→ **Exercise goal**:
After counting the lines below that contain "Dendritic", reply with that number alone.

→ **Records from a collection**:
**********

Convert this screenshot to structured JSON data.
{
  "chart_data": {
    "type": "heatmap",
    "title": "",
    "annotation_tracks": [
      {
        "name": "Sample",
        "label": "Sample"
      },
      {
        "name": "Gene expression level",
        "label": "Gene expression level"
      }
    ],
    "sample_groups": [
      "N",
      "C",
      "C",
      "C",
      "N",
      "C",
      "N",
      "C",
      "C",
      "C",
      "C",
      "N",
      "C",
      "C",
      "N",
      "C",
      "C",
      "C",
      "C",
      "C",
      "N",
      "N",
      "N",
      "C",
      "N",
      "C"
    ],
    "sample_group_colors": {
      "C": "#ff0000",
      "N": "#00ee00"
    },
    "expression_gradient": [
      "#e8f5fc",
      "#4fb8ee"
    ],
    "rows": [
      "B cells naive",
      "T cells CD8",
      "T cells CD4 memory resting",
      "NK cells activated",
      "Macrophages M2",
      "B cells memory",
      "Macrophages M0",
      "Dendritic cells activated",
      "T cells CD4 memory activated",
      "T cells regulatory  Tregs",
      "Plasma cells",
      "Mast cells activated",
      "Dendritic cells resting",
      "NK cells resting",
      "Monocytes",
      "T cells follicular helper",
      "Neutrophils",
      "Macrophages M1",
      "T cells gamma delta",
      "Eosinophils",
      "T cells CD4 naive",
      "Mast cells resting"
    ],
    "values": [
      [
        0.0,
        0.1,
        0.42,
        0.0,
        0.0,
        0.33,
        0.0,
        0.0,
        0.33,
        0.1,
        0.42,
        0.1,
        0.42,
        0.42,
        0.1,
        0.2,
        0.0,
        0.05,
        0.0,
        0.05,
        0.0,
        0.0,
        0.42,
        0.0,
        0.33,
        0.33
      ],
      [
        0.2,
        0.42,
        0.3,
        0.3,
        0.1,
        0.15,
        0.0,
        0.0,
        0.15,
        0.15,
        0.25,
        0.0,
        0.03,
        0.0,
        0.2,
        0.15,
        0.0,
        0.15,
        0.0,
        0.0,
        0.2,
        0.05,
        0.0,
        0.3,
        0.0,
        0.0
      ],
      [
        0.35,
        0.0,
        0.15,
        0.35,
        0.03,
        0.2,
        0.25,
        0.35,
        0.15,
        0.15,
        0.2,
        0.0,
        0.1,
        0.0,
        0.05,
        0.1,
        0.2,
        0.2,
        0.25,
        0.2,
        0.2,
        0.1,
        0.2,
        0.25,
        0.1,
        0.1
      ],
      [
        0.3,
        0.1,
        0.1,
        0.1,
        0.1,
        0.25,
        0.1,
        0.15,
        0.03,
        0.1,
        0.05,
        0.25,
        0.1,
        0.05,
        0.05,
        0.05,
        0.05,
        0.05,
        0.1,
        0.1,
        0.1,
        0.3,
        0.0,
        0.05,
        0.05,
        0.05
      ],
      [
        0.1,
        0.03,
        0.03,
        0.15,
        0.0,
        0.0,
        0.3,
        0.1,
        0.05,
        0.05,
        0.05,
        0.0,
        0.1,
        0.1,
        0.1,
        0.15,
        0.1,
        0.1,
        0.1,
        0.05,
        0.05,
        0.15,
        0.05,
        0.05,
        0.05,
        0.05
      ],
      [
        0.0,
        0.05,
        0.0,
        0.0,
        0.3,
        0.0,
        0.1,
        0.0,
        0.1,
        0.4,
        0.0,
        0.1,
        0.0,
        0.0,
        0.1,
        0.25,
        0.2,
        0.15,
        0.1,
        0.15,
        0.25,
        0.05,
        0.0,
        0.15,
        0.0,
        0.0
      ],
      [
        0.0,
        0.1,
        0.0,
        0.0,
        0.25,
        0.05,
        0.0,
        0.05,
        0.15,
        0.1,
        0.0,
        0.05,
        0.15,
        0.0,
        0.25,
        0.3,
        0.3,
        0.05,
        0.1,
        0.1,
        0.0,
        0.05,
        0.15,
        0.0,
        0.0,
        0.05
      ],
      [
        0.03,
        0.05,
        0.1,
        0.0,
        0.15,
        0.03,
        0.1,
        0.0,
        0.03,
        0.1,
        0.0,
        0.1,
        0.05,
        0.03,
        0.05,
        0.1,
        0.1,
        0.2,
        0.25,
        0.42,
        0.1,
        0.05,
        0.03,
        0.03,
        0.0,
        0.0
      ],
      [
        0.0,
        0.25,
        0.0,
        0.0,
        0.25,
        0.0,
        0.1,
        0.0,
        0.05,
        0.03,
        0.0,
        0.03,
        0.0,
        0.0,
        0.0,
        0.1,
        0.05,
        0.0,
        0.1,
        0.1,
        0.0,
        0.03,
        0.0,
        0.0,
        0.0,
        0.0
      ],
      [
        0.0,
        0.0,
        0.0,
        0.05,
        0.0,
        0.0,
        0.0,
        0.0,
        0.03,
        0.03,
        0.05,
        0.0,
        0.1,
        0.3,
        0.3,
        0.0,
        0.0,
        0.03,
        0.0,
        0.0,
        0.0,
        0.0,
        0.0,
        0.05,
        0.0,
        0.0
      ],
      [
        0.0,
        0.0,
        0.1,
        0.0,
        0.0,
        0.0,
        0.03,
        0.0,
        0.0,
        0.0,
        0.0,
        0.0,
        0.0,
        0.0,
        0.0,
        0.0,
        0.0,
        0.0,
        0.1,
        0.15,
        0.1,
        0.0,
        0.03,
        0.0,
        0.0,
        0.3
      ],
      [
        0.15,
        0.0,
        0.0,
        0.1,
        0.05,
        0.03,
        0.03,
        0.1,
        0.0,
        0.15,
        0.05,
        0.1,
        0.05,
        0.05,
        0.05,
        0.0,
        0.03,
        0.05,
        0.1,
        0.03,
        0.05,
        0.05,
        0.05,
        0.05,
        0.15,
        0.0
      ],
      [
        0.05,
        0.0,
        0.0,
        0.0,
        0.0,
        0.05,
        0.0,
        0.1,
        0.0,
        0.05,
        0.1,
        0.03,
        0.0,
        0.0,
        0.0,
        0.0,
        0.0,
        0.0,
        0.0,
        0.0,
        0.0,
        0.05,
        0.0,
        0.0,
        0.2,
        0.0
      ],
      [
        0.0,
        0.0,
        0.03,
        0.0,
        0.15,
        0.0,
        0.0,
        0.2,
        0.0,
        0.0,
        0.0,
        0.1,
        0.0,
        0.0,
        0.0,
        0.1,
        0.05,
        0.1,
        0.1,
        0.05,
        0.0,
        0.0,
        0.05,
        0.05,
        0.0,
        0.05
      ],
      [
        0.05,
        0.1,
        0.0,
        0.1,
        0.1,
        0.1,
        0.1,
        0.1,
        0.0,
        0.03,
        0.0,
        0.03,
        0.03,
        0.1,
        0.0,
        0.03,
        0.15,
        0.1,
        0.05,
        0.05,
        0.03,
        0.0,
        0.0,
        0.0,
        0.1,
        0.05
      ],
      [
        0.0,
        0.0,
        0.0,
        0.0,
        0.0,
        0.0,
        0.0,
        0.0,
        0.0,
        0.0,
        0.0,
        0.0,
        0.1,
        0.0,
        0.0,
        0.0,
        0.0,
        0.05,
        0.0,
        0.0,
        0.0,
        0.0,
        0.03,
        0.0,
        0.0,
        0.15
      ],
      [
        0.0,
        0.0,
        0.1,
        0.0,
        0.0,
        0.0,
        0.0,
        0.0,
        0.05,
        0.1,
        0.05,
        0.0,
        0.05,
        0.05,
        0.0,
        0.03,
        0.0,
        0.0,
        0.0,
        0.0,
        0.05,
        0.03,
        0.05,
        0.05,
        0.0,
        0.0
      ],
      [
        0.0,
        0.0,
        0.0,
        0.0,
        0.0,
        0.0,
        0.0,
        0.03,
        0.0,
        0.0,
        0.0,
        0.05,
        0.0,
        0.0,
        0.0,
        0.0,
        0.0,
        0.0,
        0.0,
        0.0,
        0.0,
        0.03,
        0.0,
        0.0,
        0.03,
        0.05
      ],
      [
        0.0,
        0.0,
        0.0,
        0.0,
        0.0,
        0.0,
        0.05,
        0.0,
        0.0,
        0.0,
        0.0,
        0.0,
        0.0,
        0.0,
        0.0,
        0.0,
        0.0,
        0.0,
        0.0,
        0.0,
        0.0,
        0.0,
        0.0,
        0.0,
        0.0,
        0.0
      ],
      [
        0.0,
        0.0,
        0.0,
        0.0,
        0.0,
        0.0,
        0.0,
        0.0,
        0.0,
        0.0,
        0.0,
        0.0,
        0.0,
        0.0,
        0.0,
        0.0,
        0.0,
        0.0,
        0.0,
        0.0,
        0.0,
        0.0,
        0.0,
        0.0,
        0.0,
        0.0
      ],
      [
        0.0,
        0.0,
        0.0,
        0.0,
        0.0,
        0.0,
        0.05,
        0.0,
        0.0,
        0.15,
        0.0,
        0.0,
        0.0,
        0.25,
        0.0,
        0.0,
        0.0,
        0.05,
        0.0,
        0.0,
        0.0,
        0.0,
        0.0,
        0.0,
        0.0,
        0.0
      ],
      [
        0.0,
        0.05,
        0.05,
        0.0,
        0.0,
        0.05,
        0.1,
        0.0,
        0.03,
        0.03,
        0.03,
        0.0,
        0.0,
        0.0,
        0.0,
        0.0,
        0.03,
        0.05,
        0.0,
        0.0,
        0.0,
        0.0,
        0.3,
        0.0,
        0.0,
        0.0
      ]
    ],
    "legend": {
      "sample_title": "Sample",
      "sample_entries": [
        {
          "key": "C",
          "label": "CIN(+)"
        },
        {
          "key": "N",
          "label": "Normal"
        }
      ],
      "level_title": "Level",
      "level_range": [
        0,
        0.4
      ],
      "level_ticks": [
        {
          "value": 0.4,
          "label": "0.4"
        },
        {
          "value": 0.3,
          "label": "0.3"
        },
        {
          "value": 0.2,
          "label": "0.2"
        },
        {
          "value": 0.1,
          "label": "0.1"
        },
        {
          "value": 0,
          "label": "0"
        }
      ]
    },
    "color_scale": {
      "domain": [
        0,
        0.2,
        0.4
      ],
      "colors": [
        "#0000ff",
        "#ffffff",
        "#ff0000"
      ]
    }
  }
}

**********

→ **Solution for this problem**:
2